TASK INPUT start

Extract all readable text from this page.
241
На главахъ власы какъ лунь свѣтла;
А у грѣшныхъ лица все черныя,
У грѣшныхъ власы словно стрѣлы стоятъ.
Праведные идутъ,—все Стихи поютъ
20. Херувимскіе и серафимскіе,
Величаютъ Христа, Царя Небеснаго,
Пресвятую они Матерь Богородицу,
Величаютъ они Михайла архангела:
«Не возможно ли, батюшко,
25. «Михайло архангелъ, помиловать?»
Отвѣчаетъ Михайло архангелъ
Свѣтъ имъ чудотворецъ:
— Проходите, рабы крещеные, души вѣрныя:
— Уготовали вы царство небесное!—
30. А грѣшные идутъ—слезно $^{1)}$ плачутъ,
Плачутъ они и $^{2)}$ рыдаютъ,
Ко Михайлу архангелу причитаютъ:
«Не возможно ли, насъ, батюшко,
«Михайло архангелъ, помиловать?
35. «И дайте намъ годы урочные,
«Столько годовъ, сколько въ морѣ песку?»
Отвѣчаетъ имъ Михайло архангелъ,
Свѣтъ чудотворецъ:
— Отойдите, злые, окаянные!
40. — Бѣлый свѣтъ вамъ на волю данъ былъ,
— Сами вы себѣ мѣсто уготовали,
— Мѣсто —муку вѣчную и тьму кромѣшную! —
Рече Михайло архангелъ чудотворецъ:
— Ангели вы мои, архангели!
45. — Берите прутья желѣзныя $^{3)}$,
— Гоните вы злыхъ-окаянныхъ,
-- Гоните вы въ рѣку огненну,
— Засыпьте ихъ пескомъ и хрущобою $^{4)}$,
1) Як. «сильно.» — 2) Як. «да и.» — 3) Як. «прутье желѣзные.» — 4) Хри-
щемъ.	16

TASK INPUT end

## WHAT IS NEEDED
Show every line where the string "идутъ" appears.

## THE OUTPUT
Праведные идутъ,—все Стихи поютъ
30. А грѣшные идутъ—слезно $^{1)}$ плачутъ,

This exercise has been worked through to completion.